▶ _EXERCISE OBJECTIVE_:
Where a line contains the word "Euonymus", copy that line in full.

++++ RECORD LIST ++++

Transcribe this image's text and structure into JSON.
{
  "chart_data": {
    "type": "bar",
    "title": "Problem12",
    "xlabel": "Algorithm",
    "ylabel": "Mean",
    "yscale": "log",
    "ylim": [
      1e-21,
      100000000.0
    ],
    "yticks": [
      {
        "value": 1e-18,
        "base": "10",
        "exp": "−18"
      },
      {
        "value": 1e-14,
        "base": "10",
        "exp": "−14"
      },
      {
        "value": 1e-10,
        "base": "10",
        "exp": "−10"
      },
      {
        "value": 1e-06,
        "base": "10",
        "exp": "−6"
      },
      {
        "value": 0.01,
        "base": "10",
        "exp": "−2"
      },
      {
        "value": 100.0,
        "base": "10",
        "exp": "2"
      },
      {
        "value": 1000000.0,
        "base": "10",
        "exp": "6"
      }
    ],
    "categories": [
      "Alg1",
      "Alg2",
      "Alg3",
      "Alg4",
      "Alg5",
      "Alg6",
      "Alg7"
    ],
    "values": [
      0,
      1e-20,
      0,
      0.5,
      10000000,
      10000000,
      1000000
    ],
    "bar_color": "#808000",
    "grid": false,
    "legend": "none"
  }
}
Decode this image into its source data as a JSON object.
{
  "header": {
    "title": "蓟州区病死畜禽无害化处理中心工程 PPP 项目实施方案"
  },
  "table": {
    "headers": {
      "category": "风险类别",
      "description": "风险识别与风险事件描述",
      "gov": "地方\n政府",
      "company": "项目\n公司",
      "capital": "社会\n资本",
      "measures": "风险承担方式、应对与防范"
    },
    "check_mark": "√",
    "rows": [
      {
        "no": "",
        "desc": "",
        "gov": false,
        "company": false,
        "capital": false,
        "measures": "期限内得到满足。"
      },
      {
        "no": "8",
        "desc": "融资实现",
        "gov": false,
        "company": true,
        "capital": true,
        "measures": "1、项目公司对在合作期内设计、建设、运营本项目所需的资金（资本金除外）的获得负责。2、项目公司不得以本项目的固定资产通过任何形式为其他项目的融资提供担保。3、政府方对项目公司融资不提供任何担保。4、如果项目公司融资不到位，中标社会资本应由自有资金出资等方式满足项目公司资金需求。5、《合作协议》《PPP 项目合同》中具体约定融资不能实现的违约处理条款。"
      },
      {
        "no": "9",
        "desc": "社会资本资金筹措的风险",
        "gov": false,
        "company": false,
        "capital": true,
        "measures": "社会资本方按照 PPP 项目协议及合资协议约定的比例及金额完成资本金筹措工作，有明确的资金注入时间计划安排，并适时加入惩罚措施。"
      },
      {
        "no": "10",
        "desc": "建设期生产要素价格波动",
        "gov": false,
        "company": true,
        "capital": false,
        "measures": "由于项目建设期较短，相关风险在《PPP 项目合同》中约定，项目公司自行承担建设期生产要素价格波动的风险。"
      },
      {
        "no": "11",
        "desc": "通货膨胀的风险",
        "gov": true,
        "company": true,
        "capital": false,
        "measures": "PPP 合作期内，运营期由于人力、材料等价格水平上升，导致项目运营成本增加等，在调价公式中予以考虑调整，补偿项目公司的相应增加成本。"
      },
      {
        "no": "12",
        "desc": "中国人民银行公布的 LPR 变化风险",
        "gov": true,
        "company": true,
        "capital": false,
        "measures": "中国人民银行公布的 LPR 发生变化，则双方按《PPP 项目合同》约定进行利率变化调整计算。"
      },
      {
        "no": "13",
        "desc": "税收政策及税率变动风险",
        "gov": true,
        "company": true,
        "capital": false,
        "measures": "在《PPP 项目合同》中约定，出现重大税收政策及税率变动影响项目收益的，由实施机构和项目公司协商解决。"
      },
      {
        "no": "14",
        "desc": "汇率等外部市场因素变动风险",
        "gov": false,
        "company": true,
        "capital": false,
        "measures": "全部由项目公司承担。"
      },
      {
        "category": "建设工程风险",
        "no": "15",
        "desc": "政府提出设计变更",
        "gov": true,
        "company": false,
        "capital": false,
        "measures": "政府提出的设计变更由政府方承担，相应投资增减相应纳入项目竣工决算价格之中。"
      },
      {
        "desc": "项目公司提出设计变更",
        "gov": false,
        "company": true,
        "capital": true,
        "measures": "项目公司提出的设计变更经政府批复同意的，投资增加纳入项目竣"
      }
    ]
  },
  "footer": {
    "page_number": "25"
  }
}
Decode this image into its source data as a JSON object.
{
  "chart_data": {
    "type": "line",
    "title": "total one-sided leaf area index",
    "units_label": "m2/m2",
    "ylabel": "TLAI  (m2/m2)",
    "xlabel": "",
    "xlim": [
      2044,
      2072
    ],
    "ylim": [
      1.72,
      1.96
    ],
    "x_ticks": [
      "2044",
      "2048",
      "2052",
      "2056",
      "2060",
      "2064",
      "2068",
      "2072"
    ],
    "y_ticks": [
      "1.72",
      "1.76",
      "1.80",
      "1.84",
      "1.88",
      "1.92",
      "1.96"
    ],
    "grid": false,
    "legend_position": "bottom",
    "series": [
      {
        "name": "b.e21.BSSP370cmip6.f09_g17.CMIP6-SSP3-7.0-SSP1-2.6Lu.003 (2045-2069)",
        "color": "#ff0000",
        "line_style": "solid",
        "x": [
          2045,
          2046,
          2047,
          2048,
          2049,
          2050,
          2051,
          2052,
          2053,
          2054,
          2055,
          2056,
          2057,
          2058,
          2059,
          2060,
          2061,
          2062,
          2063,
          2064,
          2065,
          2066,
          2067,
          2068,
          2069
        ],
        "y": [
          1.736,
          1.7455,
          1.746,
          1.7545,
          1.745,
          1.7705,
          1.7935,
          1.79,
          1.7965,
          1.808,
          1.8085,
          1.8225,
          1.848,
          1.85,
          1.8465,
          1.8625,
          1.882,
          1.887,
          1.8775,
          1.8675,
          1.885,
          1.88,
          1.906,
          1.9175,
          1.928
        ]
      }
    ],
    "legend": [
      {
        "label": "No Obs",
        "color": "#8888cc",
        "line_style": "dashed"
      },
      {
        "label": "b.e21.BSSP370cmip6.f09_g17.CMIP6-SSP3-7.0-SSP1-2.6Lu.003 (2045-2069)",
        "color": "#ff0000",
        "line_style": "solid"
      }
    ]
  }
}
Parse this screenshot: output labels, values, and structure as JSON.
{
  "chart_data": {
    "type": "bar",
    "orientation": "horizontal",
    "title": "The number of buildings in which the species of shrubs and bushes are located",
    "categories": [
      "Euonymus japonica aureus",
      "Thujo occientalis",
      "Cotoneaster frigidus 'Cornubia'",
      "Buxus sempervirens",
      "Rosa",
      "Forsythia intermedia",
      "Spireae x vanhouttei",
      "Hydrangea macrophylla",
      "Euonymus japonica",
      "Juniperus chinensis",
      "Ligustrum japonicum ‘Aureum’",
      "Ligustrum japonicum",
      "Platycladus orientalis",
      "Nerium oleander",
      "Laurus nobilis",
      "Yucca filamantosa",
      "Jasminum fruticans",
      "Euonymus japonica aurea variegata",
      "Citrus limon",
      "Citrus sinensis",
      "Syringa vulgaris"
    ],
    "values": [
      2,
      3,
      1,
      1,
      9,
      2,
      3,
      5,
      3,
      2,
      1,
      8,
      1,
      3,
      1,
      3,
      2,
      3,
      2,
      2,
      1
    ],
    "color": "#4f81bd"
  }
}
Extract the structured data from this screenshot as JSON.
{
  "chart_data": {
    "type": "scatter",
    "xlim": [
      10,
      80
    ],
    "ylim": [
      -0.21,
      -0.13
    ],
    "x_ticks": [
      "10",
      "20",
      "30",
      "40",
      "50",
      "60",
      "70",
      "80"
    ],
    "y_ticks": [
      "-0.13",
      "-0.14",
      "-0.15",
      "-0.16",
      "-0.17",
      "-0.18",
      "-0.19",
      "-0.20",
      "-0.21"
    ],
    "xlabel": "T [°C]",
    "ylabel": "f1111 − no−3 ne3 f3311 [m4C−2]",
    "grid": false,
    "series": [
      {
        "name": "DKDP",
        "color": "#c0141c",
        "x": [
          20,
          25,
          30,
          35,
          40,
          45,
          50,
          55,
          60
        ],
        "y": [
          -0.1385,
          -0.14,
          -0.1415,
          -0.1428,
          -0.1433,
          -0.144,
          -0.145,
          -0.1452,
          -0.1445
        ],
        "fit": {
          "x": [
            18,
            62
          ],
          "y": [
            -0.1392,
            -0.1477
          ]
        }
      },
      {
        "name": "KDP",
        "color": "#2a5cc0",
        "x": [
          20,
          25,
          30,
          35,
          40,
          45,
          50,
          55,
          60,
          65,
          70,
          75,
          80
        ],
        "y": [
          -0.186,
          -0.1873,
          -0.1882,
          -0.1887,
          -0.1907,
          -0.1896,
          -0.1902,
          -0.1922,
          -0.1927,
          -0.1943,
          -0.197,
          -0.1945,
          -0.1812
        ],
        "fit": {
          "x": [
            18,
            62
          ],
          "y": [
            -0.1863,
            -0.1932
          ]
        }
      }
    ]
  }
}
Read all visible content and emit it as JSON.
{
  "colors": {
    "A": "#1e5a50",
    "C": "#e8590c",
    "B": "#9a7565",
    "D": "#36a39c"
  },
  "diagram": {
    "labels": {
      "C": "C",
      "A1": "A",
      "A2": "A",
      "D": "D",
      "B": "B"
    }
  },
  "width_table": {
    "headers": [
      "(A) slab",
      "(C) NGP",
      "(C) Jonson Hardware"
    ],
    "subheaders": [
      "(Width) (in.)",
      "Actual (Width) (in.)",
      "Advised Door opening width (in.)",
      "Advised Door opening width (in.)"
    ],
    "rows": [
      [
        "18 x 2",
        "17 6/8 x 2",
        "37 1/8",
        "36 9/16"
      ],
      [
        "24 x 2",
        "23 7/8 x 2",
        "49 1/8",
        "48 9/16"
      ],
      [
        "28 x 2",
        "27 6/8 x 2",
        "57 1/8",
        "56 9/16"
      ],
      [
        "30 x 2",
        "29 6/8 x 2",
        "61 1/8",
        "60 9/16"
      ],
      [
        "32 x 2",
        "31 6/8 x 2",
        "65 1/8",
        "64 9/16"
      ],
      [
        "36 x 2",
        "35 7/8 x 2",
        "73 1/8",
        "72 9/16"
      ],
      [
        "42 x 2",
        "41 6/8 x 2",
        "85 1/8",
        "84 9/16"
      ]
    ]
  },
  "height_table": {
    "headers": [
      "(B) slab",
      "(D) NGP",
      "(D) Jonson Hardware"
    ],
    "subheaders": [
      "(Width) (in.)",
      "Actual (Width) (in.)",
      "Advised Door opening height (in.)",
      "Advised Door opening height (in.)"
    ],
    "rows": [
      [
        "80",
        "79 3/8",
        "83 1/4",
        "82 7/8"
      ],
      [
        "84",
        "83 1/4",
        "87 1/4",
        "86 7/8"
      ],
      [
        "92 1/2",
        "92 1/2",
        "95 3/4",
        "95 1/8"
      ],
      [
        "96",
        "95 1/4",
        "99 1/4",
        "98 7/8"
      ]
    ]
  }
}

++++

▶ _EXERCISE OUTPUT_:
      "Euonymus japonica aureus",
      "Euonymus japonica",
      "Euonymus japonica aurea variegata",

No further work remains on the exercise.